= EXERCISE AIM =
Reproduce the records word for word, from the very first line down to the line containing "sidebar-line [190,1036,743,1068]", including both.
══ RECORDS TO USE
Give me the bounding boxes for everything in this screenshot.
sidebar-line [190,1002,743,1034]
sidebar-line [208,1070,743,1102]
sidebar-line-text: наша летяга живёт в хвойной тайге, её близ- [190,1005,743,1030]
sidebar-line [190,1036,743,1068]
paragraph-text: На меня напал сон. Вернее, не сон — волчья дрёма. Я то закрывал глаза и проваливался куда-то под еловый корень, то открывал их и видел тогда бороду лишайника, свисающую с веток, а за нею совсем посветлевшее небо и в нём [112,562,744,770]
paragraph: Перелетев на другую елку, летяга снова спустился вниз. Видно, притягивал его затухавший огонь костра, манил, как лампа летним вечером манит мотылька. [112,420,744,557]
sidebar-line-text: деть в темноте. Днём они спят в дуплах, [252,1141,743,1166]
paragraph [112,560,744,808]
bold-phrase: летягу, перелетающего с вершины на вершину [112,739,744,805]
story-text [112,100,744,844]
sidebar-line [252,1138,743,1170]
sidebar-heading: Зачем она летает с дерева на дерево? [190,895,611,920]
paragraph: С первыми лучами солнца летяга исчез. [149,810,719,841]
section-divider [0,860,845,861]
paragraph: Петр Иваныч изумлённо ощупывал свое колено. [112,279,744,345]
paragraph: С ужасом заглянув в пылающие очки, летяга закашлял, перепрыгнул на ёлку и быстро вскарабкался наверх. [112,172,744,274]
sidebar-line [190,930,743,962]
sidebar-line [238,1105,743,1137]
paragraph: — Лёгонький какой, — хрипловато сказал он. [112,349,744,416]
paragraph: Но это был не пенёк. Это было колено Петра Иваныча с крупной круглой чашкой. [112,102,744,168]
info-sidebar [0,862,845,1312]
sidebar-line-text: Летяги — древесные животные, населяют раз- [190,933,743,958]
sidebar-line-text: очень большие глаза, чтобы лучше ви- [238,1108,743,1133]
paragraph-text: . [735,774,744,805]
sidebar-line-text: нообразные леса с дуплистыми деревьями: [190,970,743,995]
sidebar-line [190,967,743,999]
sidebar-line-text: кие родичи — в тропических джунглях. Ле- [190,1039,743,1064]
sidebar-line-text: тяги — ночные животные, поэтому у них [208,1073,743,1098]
════
= RESULT FOR THIS TASK =
Give me the bounding boxes for everything in this screenshot.
sidebar-line [190,1002,743,1034]
sidebar-line [208,1070,743,1102]
sidebar-line-text: наша летяга живёт в хвойной тайге, её близ- [190,1005,743,1030]
sidebar-line [190,1036,743,1068]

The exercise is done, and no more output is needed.